Requirement
Check each line below for the word "location", and copy those that have it.

Provided records

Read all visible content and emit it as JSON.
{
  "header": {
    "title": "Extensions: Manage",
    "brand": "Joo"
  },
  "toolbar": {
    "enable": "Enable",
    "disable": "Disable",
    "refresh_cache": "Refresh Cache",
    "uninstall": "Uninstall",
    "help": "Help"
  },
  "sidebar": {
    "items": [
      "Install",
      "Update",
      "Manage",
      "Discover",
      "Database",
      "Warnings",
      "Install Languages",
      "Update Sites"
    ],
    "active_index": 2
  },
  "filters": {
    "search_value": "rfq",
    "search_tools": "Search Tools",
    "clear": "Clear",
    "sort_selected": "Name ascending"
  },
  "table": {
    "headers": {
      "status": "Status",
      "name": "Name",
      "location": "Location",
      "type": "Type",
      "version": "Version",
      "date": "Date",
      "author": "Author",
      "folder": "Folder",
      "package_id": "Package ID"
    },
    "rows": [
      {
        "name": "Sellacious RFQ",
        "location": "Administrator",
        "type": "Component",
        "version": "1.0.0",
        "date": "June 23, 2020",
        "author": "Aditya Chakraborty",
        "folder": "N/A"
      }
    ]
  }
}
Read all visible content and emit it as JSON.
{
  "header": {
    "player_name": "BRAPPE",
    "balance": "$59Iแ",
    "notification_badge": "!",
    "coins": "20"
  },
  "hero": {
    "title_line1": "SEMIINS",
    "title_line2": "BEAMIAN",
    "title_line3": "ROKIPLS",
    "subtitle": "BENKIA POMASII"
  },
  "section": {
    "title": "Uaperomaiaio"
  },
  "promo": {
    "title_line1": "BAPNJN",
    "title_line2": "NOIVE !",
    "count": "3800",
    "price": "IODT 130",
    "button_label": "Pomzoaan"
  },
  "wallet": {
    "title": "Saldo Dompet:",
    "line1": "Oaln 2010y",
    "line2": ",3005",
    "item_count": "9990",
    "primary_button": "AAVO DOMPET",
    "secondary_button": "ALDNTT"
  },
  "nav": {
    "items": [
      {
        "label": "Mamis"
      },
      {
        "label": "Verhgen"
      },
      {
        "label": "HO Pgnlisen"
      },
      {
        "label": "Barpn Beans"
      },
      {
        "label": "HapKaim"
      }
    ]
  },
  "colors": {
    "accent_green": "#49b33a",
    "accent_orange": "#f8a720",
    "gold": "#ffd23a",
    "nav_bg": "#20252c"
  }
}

Written reply
      "location": "Location",
        "location": "Administrator",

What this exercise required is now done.